To be done> The entries need to be copied exactly.

──────── Data in this exercise ────────

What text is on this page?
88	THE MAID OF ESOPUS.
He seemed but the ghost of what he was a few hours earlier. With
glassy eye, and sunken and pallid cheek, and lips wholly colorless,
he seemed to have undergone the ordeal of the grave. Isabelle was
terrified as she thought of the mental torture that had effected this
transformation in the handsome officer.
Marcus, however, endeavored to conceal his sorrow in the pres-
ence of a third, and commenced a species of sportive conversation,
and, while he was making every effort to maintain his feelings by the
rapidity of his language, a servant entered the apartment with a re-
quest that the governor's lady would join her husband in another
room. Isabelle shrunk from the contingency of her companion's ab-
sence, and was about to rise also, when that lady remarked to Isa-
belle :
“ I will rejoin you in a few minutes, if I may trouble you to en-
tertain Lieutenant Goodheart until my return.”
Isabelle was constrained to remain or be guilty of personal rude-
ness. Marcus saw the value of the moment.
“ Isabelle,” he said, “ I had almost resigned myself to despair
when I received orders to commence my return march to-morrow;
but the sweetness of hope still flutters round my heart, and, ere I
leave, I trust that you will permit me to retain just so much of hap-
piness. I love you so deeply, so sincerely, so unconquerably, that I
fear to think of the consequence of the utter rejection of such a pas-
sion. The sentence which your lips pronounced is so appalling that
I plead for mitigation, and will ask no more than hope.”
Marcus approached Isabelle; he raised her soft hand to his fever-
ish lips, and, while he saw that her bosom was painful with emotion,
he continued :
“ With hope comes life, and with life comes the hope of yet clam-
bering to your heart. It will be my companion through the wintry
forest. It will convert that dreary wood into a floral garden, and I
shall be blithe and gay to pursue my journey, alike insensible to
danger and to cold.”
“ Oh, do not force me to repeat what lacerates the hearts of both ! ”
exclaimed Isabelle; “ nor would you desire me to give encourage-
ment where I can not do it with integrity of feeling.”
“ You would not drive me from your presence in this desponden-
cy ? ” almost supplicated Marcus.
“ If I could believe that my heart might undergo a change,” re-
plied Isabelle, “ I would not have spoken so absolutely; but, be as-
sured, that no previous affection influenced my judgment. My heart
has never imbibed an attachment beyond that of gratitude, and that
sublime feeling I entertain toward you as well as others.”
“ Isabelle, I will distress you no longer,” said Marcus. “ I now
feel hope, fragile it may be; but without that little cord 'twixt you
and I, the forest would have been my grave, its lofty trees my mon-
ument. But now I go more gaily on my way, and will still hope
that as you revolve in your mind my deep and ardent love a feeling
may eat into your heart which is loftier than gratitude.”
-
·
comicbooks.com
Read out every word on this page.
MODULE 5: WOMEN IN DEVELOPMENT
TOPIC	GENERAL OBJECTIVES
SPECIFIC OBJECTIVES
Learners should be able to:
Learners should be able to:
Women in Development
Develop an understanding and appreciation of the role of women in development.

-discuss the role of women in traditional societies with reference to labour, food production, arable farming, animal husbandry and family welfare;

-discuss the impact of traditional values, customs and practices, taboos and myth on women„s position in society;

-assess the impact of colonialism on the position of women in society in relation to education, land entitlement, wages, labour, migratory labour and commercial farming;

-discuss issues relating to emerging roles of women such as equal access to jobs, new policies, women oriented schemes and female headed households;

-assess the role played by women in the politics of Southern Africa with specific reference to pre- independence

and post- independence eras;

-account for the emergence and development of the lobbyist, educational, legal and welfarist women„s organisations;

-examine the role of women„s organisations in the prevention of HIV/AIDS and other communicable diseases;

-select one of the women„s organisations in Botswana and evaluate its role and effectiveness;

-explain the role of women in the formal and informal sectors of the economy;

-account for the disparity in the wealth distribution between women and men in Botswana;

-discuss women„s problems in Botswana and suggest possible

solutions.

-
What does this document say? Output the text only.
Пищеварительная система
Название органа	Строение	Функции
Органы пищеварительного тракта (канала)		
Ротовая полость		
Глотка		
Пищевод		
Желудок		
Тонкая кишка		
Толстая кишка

────────

Task response>
What text is on this page?
88	THE MAID OF ESOPUS.
He seemed but the ghost of what he was a few hours earlier. With
glassy eye, and sunken and pallid cheek, and lips wholly colorless,
he seemed to have undergone the ordeal of the grave. Isabelle was
terrified as she thought of the mental torture that had effected this
transformation in the handsome officer.
Marcus, however, endeavored to conceal his sorrow in the pres-
ence of a third, and commenced a species of sportive conversation,
and, while he was making every effort to maintain his feelings by the
rapidity of his language, a servant entered the apartment with a re-
quest that the governor's lady would join her husband in another
room. Isabelle shrunk from the contingency of her companion's ab-
sence, and was about to rise also, when that lady remarked to Isa-
belle :
“ I will rejoin you in a few minutes, if I may trouble you to en-
tertain Lieutenant Goodheart until my return.”
Isabelle was constrained to remain or be guilty of personal rude-
ness. Marcus saw the value of the moment.
“ Isabelle,” he said, “ I had almost resigned myself to despair
when I received orders to commence my return march to-morrow;
but the sweetness of hope still flutters round my heart, and, ere I
leave, I trust that you will permit me to retain just so much of hap-
piness. I love you so deeply, so sincerely, so unconquerably, that I
fear to think of the consequence of the utter rejection of such a pas-
sion. The sentence which your lips pronounced is so appalling that
I plead for mitigation, and will ask no more than hope.”
Marcus approached Isabelle; he raised her soft hand to his fever-
ish lips, and, while he saw that her bosom was painful with emotion,
he continued :
“ With hope comes life, and with life comes the hope of yet clam-
bering to your heart. It will be my companion through the wintry
forest. It will convert that dreary wood into a floral garden, and I
shall be blithe and gay to pursue my journey, alike insensible to
danger and to cold.”
“ Oh, do not force me to repeat what lacerates the hearts of both ! ”
exclaimed Isabelle; “ nor would you desire me to give encourage-
ment where I can not do it with integrity of feeling.”
“ You would not drive me from your presence in this desponden-
cy ? ” almost supplicated Marcus.
“ If I could believe that my heart might undergo a change,” re-
plied Isabelle, “ I would not have spoken so absolutely; but, be as-
sured, that no previous affection influenced my judgment. My heart
has never imbibed an attachment beyond that of gratitude, and that
sublime feeling I entertain toward you as well as others.”
“ Isabelle, I will distress you no longer,” said Marcus. “ I now
feel hope, fragile it may be; but without that little cord 'twixt you
and I, the forest would have been my grave, its lofty trees my mon-
ument. But now I go more gaily on my way, and will still hope
that as you revolve in your mind my deep and ardent love a feeling
may eat into your heart which is loftier than gratitude.”
-
·
comicbooks.com
Read out every word on this page.
MODULE 5: WOMEN IN DEVELOPMENT
TOPIC	GENERAL OBJECTIVES
SPECIFIC OBJECTIVES
Learners should be able to:
Learners should be able to:
Women in Development
Develop an understanding and appreciation of the role of women in development.

-discuss the role of women in traditional societies with reference to labour, food production, arable farming, animal husbandry and family welfare;

-discuss the impact of traditional values, customs and practices, taboos and myth on women„s position in society;

-assess the impact of colonialism on the position of women in society in relation to education, land entitlement, wages, labour, migratory labour and commercial farming;

-discuss issues relating to emerging roles of women such as equal access to jobs, new policies, women oriented schemes and female headed households;

-assess the role played by women in the politics of Southern Africa with specific reference to pre- independence

and post- independence eras;

-account for the emergence and development of the lobbyist, educational, legal and welfarist women„s organisations;

-examine the role of women„s organisations in the prevention of HIV/AIDS and other communicable diseases;

-select one of the women„s organisations in Botswana and evaluate its role and effectiveness;

-explain the role of women in the formal and informal sectors of the economy;

-account for the disparity in the wealth distribution between women and men in Botswana;

-discuss women„s problems in Botswana and suggest possible

solutions.

-
What does this document say? Output the text only.
Пищеварительная система
Название органа	Строение	Функции
Органы пищеварительного тракта (канала)		
Ротовая полость		
Глотка		
Пищевод		
Желудок		
Тонкая кишка		
Толстая кишка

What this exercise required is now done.